**WHAT THE TASK REQUIRES:**
Within the listing below, locate all lines containing the word "true". Copy each one.

────────────────────

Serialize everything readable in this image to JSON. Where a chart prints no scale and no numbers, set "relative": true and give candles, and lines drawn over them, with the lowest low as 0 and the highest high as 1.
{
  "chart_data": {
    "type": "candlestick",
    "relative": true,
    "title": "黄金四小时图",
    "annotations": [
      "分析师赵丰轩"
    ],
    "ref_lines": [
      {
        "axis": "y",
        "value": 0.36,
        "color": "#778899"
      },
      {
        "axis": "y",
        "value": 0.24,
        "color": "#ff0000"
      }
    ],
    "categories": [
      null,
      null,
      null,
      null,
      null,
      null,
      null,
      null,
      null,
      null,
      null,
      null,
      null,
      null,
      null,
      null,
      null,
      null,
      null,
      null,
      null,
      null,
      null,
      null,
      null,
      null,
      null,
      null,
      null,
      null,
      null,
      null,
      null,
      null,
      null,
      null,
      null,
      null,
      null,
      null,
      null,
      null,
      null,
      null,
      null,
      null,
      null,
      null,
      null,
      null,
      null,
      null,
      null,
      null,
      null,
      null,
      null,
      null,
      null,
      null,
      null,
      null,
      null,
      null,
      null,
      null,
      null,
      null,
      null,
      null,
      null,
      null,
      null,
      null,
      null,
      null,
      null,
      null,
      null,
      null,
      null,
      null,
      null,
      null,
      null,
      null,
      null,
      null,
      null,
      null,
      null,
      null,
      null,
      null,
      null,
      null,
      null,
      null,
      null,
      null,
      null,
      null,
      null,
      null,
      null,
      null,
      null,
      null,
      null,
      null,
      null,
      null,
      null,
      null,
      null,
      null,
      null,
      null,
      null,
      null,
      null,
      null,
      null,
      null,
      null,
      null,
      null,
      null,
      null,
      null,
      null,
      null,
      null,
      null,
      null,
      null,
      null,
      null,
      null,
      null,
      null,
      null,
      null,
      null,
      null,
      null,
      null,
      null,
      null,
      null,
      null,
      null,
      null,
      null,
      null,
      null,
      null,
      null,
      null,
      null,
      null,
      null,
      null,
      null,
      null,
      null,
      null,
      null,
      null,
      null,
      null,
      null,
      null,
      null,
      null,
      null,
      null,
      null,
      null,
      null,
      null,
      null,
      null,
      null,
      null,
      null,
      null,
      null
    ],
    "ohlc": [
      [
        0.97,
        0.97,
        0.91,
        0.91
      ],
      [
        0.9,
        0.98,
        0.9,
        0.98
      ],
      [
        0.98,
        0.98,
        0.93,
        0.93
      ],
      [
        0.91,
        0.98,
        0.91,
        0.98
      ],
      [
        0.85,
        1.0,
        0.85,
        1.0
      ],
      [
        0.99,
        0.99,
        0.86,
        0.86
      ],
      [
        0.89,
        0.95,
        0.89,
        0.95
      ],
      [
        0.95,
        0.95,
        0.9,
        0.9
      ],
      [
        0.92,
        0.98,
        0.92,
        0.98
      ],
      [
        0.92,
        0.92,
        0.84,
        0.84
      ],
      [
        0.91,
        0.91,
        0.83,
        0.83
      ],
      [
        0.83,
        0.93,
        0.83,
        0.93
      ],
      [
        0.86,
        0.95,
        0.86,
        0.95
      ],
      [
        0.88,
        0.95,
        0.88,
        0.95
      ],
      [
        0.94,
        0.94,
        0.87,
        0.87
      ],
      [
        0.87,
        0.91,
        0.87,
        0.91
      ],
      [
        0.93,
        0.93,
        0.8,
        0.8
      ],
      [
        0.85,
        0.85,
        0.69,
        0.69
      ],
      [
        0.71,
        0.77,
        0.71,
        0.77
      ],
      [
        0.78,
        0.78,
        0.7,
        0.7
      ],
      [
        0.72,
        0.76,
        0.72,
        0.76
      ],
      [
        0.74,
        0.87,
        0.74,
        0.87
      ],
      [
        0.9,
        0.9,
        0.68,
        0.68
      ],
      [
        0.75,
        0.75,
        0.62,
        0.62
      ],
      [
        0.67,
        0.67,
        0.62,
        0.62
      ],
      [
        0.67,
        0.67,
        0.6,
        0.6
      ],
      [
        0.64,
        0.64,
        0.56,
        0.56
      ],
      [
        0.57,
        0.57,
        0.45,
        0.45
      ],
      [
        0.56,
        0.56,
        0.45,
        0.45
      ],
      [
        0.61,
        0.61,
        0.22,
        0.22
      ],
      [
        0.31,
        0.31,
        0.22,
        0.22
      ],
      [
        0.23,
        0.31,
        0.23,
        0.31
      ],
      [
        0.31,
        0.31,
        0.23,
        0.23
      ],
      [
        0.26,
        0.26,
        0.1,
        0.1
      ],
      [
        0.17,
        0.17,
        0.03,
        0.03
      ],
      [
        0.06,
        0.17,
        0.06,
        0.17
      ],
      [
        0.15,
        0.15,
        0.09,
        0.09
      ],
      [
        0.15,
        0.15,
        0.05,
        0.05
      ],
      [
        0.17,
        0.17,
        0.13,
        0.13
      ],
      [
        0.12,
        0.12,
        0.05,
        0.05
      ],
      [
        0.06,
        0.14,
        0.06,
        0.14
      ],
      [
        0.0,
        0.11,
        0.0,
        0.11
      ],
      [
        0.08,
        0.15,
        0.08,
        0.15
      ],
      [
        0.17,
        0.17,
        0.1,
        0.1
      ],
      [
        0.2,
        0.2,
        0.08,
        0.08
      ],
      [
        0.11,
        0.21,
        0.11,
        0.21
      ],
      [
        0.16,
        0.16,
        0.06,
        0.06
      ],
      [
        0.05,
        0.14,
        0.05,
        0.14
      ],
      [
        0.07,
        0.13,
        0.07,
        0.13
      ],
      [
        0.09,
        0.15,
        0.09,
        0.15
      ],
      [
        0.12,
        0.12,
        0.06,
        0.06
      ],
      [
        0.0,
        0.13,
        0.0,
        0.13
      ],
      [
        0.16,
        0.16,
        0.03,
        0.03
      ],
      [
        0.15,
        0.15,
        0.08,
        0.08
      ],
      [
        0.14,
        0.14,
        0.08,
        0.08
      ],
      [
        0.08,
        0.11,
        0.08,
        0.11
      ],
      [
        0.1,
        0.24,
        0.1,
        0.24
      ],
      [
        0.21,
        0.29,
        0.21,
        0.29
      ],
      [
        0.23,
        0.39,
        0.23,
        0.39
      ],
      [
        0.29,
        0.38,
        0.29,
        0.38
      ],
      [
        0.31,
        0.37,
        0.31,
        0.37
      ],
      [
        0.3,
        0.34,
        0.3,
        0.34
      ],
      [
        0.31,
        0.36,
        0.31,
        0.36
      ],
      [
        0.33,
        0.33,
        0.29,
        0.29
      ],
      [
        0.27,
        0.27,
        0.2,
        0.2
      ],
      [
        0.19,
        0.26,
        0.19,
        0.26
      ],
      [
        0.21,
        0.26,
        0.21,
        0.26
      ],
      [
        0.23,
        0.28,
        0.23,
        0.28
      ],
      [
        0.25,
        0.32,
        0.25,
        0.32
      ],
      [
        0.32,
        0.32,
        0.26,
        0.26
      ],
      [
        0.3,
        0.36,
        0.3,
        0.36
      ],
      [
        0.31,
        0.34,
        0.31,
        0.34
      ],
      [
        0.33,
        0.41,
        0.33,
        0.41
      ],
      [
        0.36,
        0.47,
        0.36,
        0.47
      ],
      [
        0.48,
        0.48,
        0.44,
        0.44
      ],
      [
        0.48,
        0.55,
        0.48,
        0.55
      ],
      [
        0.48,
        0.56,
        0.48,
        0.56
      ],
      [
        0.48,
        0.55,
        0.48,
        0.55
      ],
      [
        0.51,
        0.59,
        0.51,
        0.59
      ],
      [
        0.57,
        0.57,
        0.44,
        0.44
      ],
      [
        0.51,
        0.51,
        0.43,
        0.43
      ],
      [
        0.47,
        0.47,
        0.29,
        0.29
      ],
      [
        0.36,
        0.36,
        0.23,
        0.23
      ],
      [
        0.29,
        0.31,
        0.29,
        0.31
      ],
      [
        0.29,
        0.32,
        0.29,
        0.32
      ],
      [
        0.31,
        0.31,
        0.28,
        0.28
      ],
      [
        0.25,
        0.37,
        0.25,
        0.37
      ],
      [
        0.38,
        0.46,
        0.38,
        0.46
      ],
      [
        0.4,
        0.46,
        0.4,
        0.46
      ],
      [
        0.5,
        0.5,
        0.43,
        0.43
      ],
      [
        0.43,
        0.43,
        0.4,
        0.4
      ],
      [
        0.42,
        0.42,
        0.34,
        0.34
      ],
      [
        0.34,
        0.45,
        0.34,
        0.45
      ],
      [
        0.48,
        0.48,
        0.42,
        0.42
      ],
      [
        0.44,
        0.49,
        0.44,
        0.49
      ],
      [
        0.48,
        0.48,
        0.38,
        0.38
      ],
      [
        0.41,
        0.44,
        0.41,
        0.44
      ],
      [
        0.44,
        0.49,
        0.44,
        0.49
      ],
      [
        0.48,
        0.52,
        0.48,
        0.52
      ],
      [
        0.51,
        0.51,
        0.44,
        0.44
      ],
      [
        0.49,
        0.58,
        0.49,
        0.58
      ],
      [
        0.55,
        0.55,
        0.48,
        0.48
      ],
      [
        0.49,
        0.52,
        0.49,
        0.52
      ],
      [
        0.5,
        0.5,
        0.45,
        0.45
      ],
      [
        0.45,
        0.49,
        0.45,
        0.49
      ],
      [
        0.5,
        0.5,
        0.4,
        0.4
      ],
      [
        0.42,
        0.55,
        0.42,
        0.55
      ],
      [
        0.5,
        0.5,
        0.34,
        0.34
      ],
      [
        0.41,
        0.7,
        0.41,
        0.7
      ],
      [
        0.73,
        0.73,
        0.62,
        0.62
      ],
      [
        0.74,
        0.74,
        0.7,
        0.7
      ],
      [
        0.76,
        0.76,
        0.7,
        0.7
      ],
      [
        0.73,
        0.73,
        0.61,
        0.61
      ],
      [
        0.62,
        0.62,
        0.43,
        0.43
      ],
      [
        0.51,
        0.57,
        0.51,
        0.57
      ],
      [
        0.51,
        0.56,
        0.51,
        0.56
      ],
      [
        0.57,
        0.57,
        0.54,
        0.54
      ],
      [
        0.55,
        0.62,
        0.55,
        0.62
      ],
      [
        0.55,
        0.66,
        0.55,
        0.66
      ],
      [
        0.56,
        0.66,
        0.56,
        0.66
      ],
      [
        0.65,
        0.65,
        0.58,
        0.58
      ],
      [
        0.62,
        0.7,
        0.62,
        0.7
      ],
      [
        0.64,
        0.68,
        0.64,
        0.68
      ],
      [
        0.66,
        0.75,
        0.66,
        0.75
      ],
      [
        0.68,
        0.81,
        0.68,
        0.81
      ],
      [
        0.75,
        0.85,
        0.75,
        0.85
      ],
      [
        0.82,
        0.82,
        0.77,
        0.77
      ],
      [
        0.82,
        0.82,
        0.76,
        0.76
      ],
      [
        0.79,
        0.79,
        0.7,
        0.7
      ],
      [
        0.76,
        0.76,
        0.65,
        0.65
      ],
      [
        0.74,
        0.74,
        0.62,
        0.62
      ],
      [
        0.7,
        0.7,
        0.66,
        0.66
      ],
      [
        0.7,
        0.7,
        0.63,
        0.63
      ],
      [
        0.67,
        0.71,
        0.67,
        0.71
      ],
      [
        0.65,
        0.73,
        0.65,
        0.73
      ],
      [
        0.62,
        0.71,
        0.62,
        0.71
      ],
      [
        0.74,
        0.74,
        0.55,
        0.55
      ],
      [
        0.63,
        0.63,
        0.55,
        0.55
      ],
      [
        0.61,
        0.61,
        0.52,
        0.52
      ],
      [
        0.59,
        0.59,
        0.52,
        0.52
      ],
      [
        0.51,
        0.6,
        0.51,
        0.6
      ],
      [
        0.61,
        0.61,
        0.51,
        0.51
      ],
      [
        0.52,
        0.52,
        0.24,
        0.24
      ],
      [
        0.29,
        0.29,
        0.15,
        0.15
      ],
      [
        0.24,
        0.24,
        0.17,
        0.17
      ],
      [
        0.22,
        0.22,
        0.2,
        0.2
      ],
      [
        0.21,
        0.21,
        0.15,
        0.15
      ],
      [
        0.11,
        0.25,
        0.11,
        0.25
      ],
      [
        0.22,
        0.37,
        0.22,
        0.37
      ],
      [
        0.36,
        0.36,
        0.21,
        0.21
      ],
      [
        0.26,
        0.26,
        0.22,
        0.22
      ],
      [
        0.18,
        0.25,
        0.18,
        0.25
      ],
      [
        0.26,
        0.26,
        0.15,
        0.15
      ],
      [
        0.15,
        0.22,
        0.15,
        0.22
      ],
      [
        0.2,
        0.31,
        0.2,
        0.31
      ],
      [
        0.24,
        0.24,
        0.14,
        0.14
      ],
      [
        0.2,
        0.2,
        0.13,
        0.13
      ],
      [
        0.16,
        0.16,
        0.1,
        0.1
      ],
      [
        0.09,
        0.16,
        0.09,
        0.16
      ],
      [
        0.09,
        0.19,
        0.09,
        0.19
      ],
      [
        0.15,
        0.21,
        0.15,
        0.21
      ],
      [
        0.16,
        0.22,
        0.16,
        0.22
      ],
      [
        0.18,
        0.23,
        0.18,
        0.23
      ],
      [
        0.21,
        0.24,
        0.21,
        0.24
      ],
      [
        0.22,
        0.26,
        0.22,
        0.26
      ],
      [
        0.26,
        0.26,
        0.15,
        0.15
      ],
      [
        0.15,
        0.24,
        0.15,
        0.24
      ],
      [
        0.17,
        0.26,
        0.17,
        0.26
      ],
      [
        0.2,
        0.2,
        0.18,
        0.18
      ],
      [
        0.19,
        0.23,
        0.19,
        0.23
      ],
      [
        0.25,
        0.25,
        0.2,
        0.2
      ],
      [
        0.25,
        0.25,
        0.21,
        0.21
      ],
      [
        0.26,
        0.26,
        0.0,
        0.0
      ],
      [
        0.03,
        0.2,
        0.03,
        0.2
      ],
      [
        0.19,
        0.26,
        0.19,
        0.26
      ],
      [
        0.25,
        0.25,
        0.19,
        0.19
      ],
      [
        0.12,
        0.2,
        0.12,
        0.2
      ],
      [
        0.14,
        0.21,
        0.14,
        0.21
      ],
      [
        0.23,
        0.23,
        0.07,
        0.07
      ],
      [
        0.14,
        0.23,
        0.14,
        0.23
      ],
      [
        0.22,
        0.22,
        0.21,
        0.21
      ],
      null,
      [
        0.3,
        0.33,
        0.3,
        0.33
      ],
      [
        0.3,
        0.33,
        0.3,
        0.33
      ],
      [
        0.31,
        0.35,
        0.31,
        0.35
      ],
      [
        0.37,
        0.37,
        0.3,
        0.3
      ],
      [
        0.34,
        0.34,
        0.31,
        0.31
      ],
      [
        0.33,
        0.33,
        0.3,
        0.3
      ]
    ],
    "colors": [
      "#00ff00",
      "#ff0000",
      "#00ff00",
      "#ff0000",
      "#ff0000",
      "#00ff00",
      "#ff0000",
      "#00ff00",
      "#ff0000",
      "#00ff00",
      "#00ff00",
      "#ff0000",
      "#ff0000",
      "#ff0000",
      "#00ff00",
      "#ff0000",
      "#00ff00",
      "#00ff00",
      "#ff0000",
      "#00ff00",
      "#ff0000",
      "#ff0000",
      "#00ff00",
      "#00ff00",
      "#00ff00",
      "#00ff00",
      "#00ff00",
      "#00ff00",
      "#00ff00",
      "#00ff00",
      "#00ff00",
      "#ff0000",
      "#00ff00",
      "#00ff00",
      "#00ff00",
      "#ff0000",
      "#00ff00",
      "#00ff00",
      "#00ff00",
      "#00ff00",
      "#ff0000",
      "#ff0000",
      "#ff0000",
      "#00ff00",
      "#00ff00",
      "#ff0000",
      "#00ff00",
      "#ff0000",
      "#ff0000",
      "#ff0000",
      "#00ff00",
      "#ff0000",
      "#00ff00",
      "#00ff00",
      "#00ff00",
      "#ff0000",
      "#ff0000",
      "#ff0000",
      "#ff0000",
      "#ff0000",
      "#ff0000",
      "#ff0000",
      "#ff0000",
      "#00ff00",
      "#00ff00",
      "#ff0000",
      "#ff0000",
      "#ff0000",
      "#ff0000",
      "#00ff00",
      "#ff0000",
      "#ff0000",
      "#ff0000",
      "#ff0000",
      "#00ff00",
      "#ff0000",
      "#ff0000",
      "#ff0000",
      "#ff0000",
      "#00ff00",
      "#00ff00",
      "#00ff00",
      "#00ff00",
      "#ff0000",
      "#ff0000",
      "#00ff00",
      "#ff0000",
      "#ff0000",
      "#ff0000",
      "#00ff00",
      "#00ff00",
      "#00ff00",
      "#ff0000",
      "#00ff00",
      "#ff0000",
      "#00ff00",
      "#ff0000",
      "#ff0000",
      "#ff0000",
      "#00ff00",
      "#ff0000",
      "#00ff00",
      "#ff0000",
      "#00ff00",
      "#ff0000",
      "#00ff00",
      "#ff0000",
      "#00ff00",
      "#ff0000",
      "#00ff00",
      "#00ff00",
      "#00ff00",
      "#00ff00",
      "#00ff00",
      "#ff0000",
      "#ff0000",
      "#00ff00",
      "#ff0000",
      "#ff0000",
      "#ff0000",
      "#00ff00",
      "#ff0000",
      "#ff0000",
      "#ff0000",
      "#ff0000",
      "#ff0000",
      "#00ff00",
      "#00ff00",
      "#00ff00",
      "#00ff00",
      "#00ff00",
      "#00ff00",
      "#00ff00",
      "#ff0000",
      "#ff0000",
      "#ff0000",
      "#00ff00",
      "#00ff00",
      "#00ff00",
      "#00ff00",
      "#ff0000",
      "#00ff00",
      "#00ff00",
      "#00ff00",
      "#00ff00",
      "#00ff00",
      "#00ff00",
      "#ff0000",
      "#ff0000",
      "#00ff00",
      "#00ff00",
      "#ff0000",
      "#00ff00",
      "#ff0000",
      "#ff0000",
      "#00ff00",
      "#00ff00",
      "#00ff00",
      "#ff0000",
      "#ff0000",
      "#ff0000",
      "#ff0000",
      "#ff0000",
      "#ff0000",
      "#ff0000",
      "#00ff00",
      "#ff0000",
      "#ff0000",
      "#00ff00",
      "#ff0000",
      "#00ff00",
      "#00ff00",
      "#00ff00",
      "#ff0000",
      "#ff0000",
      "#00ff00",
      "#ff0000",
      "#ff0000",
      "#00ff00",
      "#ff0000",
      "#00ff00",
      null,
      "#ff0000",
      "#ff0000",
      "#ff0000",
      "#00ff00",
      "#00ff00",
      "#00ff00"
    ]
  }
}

────────────────────

**RESPONSE TO THE TASK:**
Serialize everything readable in this image to JSON. Where a chart prints no scale and no numbers, set "relative": true and give candles, and lines drawn over them, with the lowest low as 0 and the highest high as 1.
    "relative": true,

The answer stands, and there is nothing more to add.